__Extrait cité__.
Au mauvais endroit au mauvais moment
Avec en guise de consécration, en remerciement de son engagement et de son entregent au sein du conseil fédéral, son élection à la présidence de la Fédé en décembre 1984. La situation semble idéale, si ce n’est prometteuse. Les Bleus ont enfin brisé la malédiction internationale en remportant l’Euro au Parc des Princes. Certes aucune liesse populaire n’enflamma les rues de Paris, toutefois le foot tricolore ne faisait plus pitié, y compris chez nous, et même au contraire, porté par une génération bénie, il parvenait même deux fois, en 1982 et 1986, dans le dernier carré du Mondial. Jean Fournet-Fayard a de l’or entre les mains et de quoi faire fructifier ce qui constitue la principale vitrine (et fonction) de la FFF auprès de l’opinion.
C’est pourtant le début du cauchemar. La sélection nationale empile les contre-performances, et même la nomination de Michel Platini à sa tête ne suffira pas à conjurer ce mauvais cycle. Ce dernier finira même par démissionner faute du soutien et des réformes qu’il demandait, comme le passage à une L1 composée seulement de 18 pensionnaires pour hisser son niveau et moins fatiguer les potentiels capés. Davantage qu’un désaccord, il pointa l’impuissance de son N+1 à s’imposer face à la LFP ou prendre les décisions qui fâchent. Ce reproche de « centrisme » alors que la situation semble exiger des remèdes de cheval reviendra régulièrement ternir son image de bon gestionnaire – il obtient d’accueillir la Coupe du monde 1998 (il sera président du comité d’organisation bien que Platini en sera le véritable maître d’œuvre). Ce sera particulièrement évident lors du drame de Furiani – la Coupe de France étant l’autre fleuron de la FFF – avec à la clé un long procès dont il sortira avec un non-lieu, mais pas absous aux yeux des familles de victimes. Son cas sera un des révélateurs de la difficulté à repérer et sanctionner les diverses responsabilités dans la chaîne des causalités d’une telle tragédie.

__Données disponibles__.
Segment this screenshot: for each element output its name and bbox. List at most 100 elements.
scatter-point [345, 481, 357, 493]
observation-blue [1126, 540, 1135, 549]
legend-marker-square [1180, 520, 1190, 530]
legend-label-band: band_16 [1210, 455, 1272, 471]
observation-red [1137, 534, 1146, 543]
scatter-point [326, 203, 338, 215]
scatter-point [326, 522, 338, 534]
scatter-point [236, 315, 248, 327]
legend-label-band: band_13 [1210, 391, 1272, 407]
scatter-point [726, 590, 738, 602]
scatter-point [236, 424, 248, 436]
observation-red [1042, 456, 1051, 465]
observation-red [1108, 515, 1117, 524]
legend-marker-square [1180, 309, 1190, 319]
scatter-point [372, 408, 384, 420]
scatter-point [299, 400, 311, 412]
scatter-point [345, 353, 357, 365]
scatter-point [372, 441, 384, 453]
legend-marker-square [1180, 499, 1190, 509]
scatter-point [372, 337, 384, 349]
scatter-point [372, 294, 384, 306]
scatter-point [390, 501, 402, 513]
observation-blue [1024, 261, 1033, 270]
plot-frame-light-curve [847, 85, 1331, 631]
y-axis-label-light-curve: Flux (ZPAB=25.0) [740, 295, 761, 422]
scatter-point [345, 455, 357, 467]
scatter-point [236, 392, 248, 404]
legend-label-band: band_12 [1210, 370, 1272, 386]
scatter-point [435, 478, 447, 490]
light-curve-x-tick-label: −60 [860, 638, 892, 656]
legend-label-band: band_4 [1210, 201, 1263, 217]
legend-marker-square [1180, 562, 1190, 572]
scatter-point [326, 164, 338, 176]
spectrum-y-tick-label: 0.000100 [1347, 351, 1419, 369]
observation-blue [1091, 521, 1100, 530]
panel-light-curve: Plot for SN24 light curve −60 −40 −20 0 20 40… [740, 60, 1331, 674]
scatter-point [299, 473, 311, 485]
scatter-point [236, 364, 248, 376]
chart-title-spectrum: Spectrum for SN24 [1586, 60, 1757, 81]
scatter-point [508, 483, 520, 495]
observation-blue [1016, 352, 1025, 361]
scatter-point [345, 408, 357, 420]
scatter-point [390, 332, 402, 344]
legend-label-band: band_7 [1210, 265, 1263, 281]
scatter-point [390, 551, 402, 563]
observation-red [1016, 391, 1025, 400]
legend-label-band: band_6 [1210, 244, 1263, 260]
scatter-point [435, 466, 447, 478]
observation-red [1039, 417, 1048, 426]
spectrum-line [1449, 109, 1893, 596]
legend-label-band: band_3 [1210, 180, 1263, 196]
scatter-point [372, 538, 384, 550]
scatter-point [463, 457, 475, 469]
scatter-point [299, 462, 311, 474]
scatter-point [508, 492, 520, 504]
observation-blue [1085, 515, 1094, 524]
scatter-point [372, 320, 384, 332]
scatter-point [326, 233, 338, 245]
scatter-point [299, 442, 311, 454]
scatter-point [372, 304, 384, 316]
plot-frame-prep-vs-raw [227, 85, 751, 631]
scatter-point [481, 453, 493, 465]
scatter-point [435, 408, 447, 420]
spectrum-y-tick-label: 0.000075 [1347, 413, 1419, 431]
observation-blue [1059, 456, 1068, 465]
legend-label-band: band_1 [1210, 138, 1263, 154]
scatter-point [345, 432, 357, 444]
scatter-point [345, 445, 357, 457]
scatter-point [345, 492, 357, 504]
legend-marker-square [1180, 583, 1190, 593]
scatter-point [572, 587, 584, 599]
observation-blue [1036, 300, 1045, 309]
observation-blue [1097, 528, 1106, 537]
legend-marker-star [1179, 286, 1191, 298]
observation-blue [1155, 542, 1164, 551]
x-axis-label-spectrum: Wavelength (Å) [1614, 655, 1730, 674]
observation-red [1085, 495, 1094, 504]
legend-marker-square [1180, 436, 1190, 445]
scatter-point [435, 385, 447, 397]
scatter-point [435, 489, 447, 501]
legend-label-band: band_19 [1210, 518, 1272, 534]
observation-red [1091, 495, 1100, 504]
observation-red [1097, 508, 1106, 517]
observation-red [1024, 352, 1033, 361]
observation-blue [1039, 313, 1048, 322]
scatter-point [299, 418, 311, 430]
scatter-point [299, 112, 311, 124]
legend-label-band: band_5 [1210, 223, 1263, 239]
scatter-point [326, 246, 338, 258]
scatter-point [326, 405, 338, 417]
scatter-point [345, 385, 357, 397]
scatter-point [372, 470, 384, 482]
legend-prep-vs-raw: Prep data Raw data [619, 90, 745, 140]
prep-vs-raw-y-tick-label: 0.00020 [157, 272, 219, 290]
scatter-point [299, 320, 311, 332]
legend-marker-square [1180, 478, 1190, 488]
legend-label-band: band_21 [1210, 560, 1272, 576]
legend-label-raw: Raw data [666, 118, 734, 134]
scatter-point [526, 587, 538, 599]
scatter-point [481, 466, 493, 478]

__Consigne__. Recopiez l'extrait sur Jean Fournet-Fayard de « Au mauvais endroit » à « auprès de l’opinion. » en substituant « Les Tricolores » à « Les Bleus ».

__Résultat__.
Au mauvais endroit au mauvais moment
Avec en guise de consécration, en remerciement de son engagement et de son entregent au sein du conseil fédéral, son élection à la présidence de la Fédé en décembre 1984. La situation semble idéale, si ce n’est prometteuse. Les Tricolores ont enfin brisé la malédiction internationale en remportant l’Euro au Parc des Princes. Certes aucune liesse populaire n’enflamma les rues de Paris, toutefois le foot tricolore ne faisait plus pitié, y compris chez nous, et même au contraire, porté par une génération bénie, il parvenait même deux fois, en 1982 et 1986, dans le dernier carré du Mondial. Jean Fournet-Fayard a de l’or entre les mains et de quoi faire fructifier ce qui constitue la principale vitrine (et fonction) de la FFF auprès de l’opinion.